_Do this_
Each record is to be transcribed exactly.

----

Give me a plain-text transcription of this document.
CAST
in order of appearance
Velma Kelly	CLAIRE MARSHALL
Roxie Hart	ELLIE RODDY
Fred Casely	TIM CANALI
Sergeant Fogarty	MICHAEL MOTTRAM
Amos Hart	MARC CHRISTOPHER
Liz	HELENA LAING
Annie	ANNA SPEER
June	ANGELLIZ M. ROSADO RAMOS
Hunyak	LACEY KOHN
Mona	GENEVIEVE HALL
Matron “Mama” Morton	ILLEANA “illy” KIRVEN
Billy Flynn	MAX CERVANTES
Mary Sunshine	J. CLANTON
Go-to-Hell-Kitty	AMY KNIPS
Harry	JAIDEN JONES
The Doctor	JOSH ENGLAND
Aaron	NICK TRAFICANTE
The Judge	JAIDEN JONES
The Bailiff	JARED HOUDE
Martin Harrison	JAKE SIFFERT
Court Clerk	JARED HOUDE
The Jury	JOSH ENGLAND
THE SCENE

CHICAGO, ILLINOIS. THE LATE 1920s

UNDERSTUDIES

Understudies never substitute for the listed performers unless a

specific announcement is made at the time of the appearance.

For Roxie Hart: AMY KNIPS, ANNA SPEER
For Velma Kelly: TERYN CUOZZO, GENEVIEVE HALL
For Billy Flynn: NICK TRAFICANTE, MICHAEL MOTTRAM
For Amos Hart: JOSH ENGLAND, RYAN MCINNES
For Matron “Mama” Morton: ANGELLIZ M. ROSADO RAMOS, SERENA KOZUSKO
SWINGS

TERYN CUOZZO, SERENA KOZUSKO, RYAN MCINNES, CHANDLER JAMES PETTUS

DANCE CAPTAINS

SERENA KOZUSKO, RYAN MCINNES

----

_Task response_
Give me a plain-text transcription of this document.
CAST
in order of appearance
Velma Kelly	CLAIRE MARSHALL
Roxie Hart	ELLIE RODDY
Fred Casely	TIM CANALI
Sergeant Fogarty	MICHAEL MOTTRAM
Amos Hart	MARC CHRISTOPHER
Liz	HELENA LAING
Annie	ANNA SPEER
June	ANGELLIZ M. ROSADO RAMOS
Hunyak	LACEY KOHN
Mona	GENEVIEVE HALL
Matron “Mama” Morton	ILLEANA “illy” KIRVEN
Billy Flynn	MAX CERVANTES
Mary Sunshine	J. CLANTON
Go-to-Hell-Kitty	AMY KNIPS
Harry	JAIDEN JONES
The Doctor	JOSH ENGLAND
Aaron	NICK TRAFICANTE
The Judge	JAIDEN JONES
The Bailiff	JARED HOUDE
Martin Harrison	JAKE SIFFERT
Court Clerk	JARED HOUDE
The Jury	JOSH ENGLAND
THE SCENE

CHICAGO, ILLINOIS. THE LATE 1920s

UNDERSTUDIES

Understudies never substitute for the listed performers unless a

specific announcement is made at the time of the appearance.

For Roxie Hart: AMY KNIPS, ANNA SPEER
For Velma Kelly: TERYN CUOZZO, GENEVIEVE HALL
For Billy Flynn: NICK TRAFICANTE, MICHAEL MOTTRAM
For Amos Hart: JOSH ENGLAND, RYAN MCINNES
For Matron “Mama” Morton: ANGELLIZ M. ROSADO RAMOS, SERENA KOZUSKO
SWINGS

TERYN CUOZZO, SERENA KOZUSKO, RYAN MCINNES, CHANDLER JAMES PETTUS

DANCE CAPTAINS

SERENA KOZUSKO, RYAN MCINNES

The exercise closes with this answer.